Record extracts
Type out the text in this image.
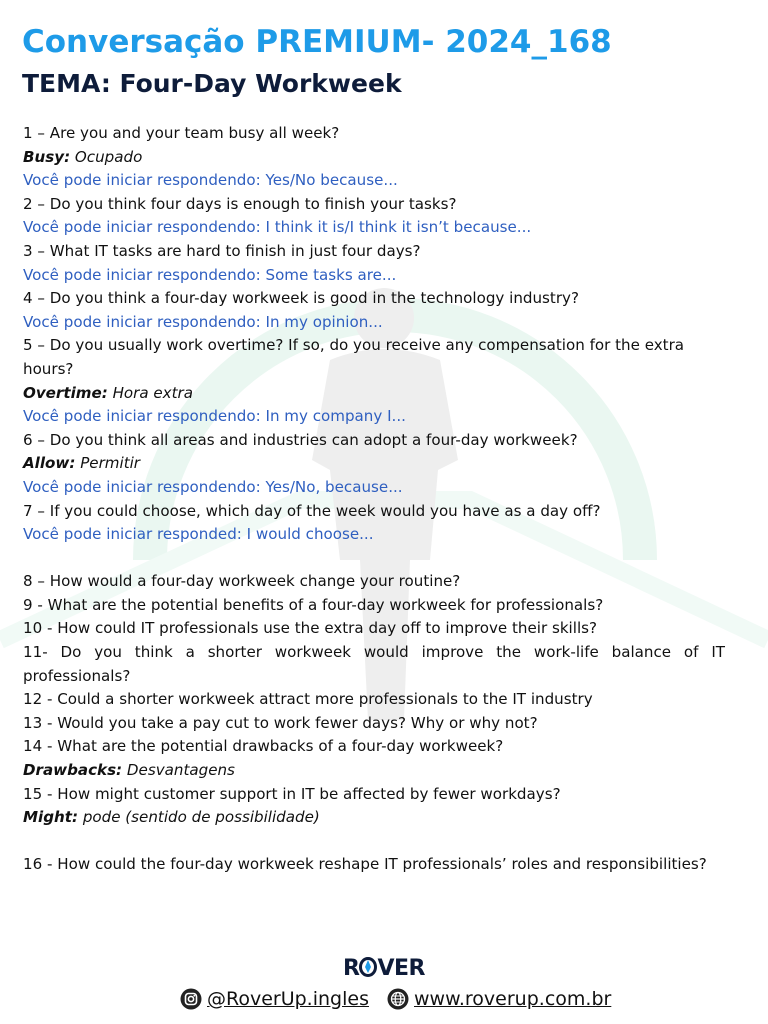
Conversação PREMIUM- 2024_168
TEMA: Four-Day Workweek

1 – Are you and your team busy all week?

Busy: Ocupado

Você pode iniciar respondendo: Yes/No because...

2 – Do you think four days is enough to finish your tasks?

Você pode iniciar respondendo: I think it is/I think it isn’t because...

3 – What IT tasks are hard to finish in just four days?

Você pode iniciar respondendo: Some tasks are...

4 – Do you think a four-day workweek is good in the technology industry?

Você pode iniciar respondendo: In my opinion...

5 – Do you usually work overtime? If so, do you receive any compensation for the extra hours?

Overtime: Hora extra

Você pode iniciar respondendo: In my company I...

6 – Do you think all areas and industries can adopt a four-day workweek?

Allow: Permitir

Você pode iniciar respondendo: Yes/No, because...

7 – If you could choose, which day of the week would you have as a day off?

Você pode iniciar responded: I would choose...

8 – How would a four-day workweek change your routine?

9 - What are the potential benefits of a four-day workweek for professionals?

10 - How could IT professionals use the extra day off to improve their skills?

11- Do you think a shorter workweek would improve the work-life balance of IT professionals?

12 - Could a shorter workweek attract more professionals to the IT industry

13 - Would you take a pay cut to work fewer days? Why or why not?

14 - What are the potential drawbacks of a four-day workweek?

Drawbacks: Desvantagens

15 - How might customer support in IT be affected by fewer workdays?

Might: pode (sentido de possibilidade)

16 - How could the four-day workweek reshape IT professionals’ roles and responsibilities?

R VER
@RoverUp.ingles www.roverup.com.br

* * *

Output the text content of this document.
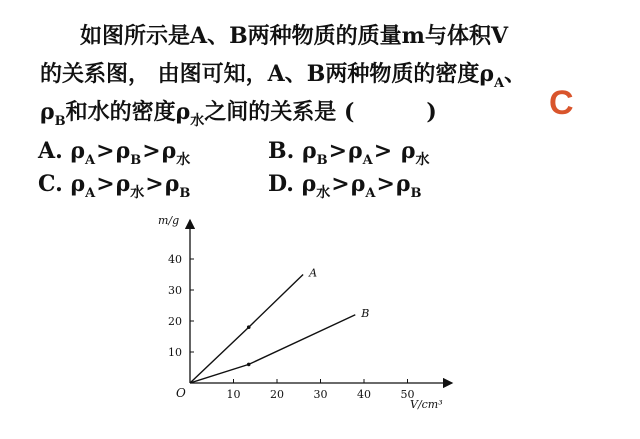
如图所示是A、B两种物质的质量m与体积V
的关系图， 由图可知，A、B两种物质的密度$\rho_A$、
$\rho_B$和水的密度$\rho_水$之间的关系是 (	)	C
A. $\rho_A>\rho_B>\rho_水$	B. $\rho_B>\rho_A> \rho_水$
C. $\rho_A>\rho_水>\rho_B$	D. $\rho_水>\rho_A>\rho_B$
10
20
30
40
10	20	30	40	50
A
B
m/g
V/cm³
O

Task statement
Show each line of the data that contains the string "What".

Written response
3 – What IT tasks are hard to finish in just four days?
9 - What are the potential benefits of a four-day workweek for professionals?
14 - What are the potential drawbacks of a four-day workweek?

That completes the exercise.